Every line of the material below must be repeated exactly.

+++++

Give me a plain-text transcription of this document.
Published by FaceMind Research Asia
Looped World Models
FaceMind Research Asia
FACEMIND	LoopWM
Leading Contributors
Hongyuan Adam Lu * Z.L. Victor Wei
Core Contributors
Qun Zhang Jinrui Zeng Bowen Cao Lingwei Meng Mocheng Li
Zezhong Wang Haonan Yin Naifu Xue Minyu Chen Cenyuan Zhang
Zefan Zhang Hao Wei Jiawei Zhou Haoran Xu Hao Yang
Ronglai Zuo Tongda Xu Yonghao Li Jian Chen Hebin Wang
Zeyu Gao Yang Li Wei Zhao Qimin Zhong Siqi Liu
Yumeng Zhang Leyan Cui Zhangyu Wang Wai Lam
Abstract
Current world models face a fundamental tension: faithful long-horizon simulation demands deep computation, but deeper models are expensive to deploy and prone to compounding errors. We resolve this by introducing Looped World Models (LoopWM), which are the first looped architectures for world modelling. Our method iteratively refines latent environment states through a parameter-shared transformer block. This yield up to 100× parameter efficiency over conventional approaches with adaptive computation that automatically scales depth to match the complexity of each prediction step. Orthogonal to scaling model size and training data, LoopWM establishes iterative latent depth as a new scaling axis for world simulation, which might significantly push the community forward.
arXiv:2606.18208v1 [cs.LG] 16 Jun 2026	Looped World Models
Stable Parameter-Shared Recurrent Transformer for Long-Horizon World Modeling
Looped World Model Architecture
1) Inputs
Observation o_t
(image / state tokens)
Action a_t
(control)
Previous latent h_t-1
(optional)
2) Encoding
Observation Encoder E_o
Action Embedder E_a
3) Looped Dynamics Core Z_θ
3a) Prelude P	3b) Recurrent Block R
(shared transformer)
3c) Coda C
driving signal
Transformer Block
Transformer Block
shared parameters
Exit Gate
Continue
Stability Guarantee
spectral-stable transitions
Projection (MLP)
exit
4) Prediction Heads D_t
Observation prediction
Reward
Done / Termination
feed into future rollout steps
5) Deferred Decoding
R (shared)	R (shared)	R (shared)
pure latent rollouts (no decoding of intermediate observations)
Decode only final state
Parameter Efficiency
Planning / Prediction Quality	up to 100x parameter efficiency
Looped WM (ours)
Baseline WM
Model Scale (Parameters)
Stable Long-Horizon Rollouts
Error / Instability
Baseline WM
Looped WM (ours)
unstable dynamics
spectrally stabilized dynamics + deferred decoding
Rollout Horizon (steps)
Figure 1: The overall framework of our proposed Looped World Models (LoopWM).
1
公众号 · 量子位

+++++

▸ **ANSWER TO THE TASK**:
Give me a plain-text transcription of this document.
Published by FaceMind Research Asia
Looped World Models
FaceMind Research Asia
FACEMIND	LoopWM
Leading Contributors
Hongyuan Adam Lu * Z.L. Victor Wei
Core Contributors
Qun Zhang Jinrui Zeng Bowen Cao Lingwei Meng Mocheng Li
Zezhong Wang Haonan Yin Naifu Xue Minyu Chen Cenyuan Zhang
Zefan Zhang Hao Wei Jiawei Zhou Haoran Xu Hao Yang
Ronglai Zuo Tongda Xu Yonghao Li Jian Chen Hebin Wang
Zeyu Gao Yang Li Wei Zhao Qimin Zhong Siqi Liu
Yumeng Zhang Leyan Cui Zhangyu Wang Wai Lam
Abstract
Current world models face a fundamental tension: faithful long-horizon simulation demands deep computation, but deeper models are expensive to deploy and prone to compounding errors. We resolve this by introducing Looped World Models (LoopWM), which are the first looped architectures for world modelling. Our method iteratively refines latent environment states through a parameter-shared transformer block. This yield up to 100× parameter efficiency over conventional approaches with adaptive computation that automatically scales depth to match the complexity of each prediction step. Orthogonal to scaling model size and training data, LoopWM establishes iterative latent depth as a new scaling axis for world simulation, which might significantly push the community forward.
arXiv:2606.18208v1 [cs.LG] 16 Jun 2026	Looped World Models
Stable Parameter-Shared Recurrent Transformer for Long-Horizon World Modeling
Looped World Model Architecture
1) Inputs
Observation o_t
(image / state tokens)
Action a_t
(control)
Previous latent h_t-1
(optional)
2) Encoding
Observation Encoder E_o
Action Embedder E_a
3) Looped Dynamics Core Z_θ
3a) Prelude P	3b) Recurrent Block R
(shared transformer)
3c) Coda C
driving signal
Transformer Block
Transformer Block
shared parameters
Exit Gate
Continue
Stability Guarantee
spectral-stable transitions
Projection (MLP)
exit
4) Prediction Heads D_t
Observation prediction
Reward
Done / Termination
feed into future rollout steps
5) Deferred Decoding
R (shared)	R (shared)	R (shared)
pure latent rollouts (no decoding of intermediate observations)
Decode only final state
Parameter Efficiency
Planning / Prediction Quality	up to 100x parameter efficiency
Looped WM (ours)
Baseline WM
Model Scale (Parameters)
Stable Long-Horizon Rollouts
Error / Instability
Baseline WM
Looped WM (ours)
unstable dynamics
spectrally stabilized dynamics + deferred decoding
Rollout Horizon (steps)
Figure 1: The overall framework of our proposed Looped World Models (LoopWM).
1
公众号 · 量子位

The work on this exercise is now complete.